Exercise requirements — Write out the entries verbatim and leave the images out of the copy.

──────────

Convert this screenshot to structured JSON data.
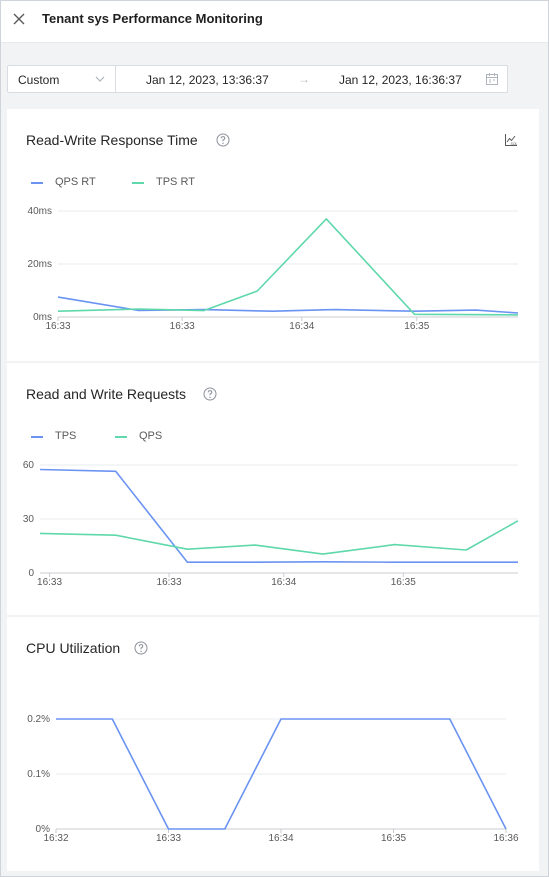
{
  "header": {
    "title": "Tenant sys Performance Monitoring",
    "close_icon": "close-icon"
  },
  "toolbar": {
    "range_type": "Custom",
    "start": "Jan 12, 2023, 13:36:37",
    "end": "Jan 12, 2023, 16:36:37",
    "separator": "→",
    "calendar_icon": "calendar-icon"
  },
  "colors": {
    "blue": "#6a93f2",
    "green": "#5fd8ab",
    "grid": "#e9ebef"
  },
  "charts": [
    {
      "title": "Read-Write Response Time",
      "help_icon": "question-icon",
      "sql_icon": "sql-chart-icon",
      "legend": [
        "QPS RT",
        "TPS RT"
      ],
      "y_ticks": [
        "0ms",
        "20ms",
        "40ms"
      ],
      "x_ticks": [
        "16:33",
        "16:33",
        "16:34",
        "16:35"
      ]
    },
    {
      "title": "Read and Write Requests",
      "help_icon": "question-icon",
      "legend": [
        "TPS",
        "QPS"
      ],
      "y_ticks": [
        "0",
        "30",
        "60"
      ],
      "x_ticks": [
        "16:33",
        "16:33",
        "16:34",
        "16:35"
      ]
    },
    {
      "title": "CPU Utilization",
      "help_icon": "question-icon",
      "legend": [],
      "y_ticks": [
        "0%",
        "0.1%",
        "0.2%"
      ],
      "x_ticks": [
        "16:32",
        "16:33",
        "16:34",
        "16:35",
        "16:36"
      ]
    }
  ],
  "chart_data": [
    {
      "type": "line",
      "title": "Read-Write Response Time",
      "ylim": [
        0,
        40
      ],
      "y_unit": "ms",
      "xlim": [
        0,
        12
      ],
      "series": [
        {
          "name": "QPS RT",
          "color": "#6a93f2",
          "points": [
            [
              0,
              7.5
            ],
            [
              2.1,
              2.5
            ],
            [
              3.8,
              2.8
            ],
            [
              5.6,
              2.2
            ],
            [
              7.2,
              2.8
            ],
            [
              9.3,
              2.2
            ],
            [
              10.9,
              2.6
            ],
            [
              12,
              1.5
            ]
          ]
        },
        {
          "name": "TPS RT",
          "color": "#5fd8ab",
          "points": [
            [
              0,
              2.2
            ],
            [
              2.1,
              3.0
            ],
            [
              3.8,
              2.4
            ],
            [
              5.2,
              9.8
            ],
            [
              7.0,
              37.0
            ],
            [
              9.3,
              1.0
            ],
            [
              12,
              0.8
            ]
          ]
        }
      ]
    },
    {
      "type": "line",
      "title": "Read and Write Requests",
      "ylim": [
        0,
        60
      ],
      "xlim": [
        0,
        12
      ],
      "series": [
        {
          "name": "TPS",
          "color": "#6a93f2",
          "points": [
            [
              0,
              57.5
            ],
            [
              1.9,
              56.5
            ],
            [
              3.7,
              6.0
            ],
            [
              5.4,
              6.0
            ],
            [
              7.1,
              6.2
            ],
            [
              8.9,
              6.0
            ],
            [
              12,
              6.0
            ]
          ]
        },
        {
          "name": "QPS",
          "color": "#5fd8ab",
          "points": [
            [
              0,
              22.0
            ],
            [
              1.9,
              21.0
            ],
            [
              3.7,
              13.2
            ],
            [
              5.4,
              15.5
            ],
            [
              7.1,
              10.5
            ],
            [
              8.9,
              15.8
            ],
            [
              10.7,
              12.8
            ],
            [
              12,
              29.0
            ]
          ]
        }
      ]
    },
    {
      "type": "line",
      "title": "CPU Utilization",
      "ylim": [
        0,
        0.2
      ],
      "y_unit": "%",
      "xlim": [
        0,
        4
      ],
      "series": [
        {
          "name": "",
          "color": "#6a93f2",
          "points": [
            [
              0,
              0.2
            ],
            [
              0.5,
              0.2
            ],
            [
              1,
              0
            ],
            [
              1.5,
              0
            ],
            [
              2,
              0.2
            ],
            [
              3.5,
              0.2
            ],
            [
              4,
              0
            ]
          ]
        }
      ]
    }
  ]
}
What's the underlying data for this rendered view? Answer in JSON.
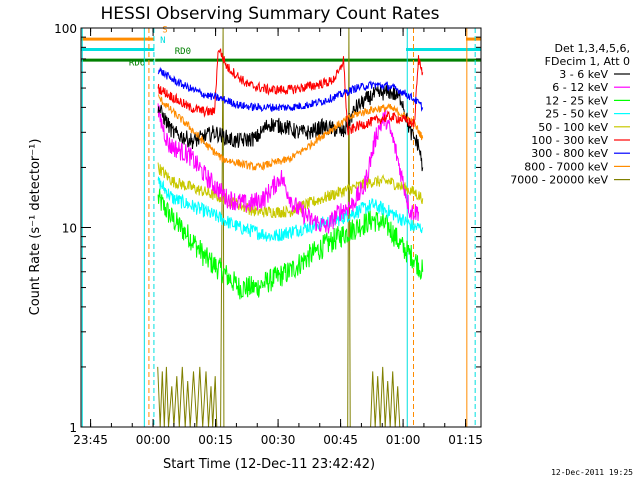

──────────

Completed exercise —
Convert this screenshot to structured JSON data.
{
  "header": {
    "title": "Tenant sys Performance Monitoring",
    "close_icon": "close-icon"
  },
  "toolbar": {
    "range_type": "Custom",
    "start": "Jan 12, 2023, 13:36:37",
    "end": "Jan 12, 2023, 16:36:37",
    "separator": "→",
    "calendar_icon": "calendar-icon"
  },
  "colors": {
    "blue": "#6a93f2",
    "green": "#5fd8ab",
    "grid": "#e9ebef"
  },
  "charts": [
    {
      "title": "Read-Write Response Time",
      "help_icon": "question-icon",
      "sql_icon": "sql-chart-icon",
      "legend": [
        "QPS RT",
        "TPS RT"
      ],
      "y_ticks": [
        "0ms",
        "20ms",
        "40ms"
      ],
      "x_ticks": [
        "16:33",
        "16:33",
        "16:34",
        "16:35"
      ]
    },
    {
      "title": "Read and Write Requests",
      "help_icon": "question-icon",
      "legend": [
        "TPS",
        "QPS"
      ],
      "y_ticks": [
        "0",
        "30",
        "60"
      ],
      "x_ticks": [
        "16:33",
        "16:33",
        "16:34",
        "16:35"
      ]
    },
    {
      "title": "CPU Utilization",
      "help_icon": "question-icon",
      "legend": [],
      "y_ticks": [
        "0%",
        "0.1%",
        "0.2%"
      ],
      "x_ticks": [
        "16:32",
        "16:33",
        "16:34",
        "16:35",
        "16:36"
      ]
    }
  ],
  "chart_data": [
    {
      "type": "line",
      "title": "Read-Write Response Time",
      "ylim": [
        0,
        40
      ],
      "y_unit": "ms",
      "xlim": [
        0,
        12
      ],
      "series": [
        {
          "name": "QPS RT",
          "color": "#6a93f2",
          "points": [
            [
              0,
              7.5
            ],
            [
              2.1,
              2.5
            ],
            [
              3.8,
              2.8
            ],
            [
              5.6,
              2.2
            ],
            [
              7.2,
              2.8
            ],
            [
              9.3,
              2.2
            ],
            [
              10.9,
              2.6
            ],
            [
              12,
              1.5
            ]
          ]
        },
        {
          "name": "TPS RT",
          "color": "#5fd8ab",
          "points": [
            [
              0,
              2.2
            ],
            [
              2.1,
              3.0
            ],
            [
              3.8,
              2.4
            ],
            [
              5.2,
              9.8
            ],
            [
              7.0,
              37.0
            ],
            [
              9.3,
              1.0
            ],
            [
              12,
              0.8
            ]
          ]
        }
      ]
    },
    {
      "type": "line",
      "title": "Read and Write Requests",
      "ylim": [
        0,
        60
      ],
      "xlim": [
        0,
        12
      ],
      "series": [
        {
          "name": "TPS",
          "color": "#6a93f2",
          "points": [
            [
              0,
              57.5
            ],
            [
              1.9,
              56.5
            ],
            [
              3.7,
              6.0
            ],
            [
              5.4,
              6.0
            ],
            [
              7.1,
              6.2
            ],
            [
              8.9,
              6.0
            ],
            [
              12,
              6.0
            ]
          ]
        },
        {
          "name": "QPS",
          "color": "#5fd8ab",
          "points": [
            [
              0,
              22.0
            ],
            [
              1.9,
              21.0
            ],
            [
              3.7,
              13.2
            ],
            [
              5.4,
              15.5
            ],
            [
              7.1,
              10.5
            ],
            [
              8.9,
              15.8
            ],
            [
              10.7,
              12.8
            ],
            [
              12,
              29.0
            ]
          ]
        }
      ]
    },
    {
      "type": "line",
      "title": "CPU Utilization",
      "ylim": [
        0,
        0.2
      ],
      "y_unit": "%",
      "xlim": [
        0,
        4
      ],
      "series": [
        {
          "name": "",
          "color": "#6a93f2",
          "points": [
            [
              0,
              0.2
            ],
            [
              0.5,
              0.2
            ],
            [
              1,
              0
            ],
            [
              1.5,
              0
            ],
            [
              2,
              0.2
            ],
            [
              3.5,
              0.2
            ],
            [
              4,
              0
            ]
          ]
        }
      ]
    }
  ]
}
What's the underlying data for this rendered view? Answer in JSON.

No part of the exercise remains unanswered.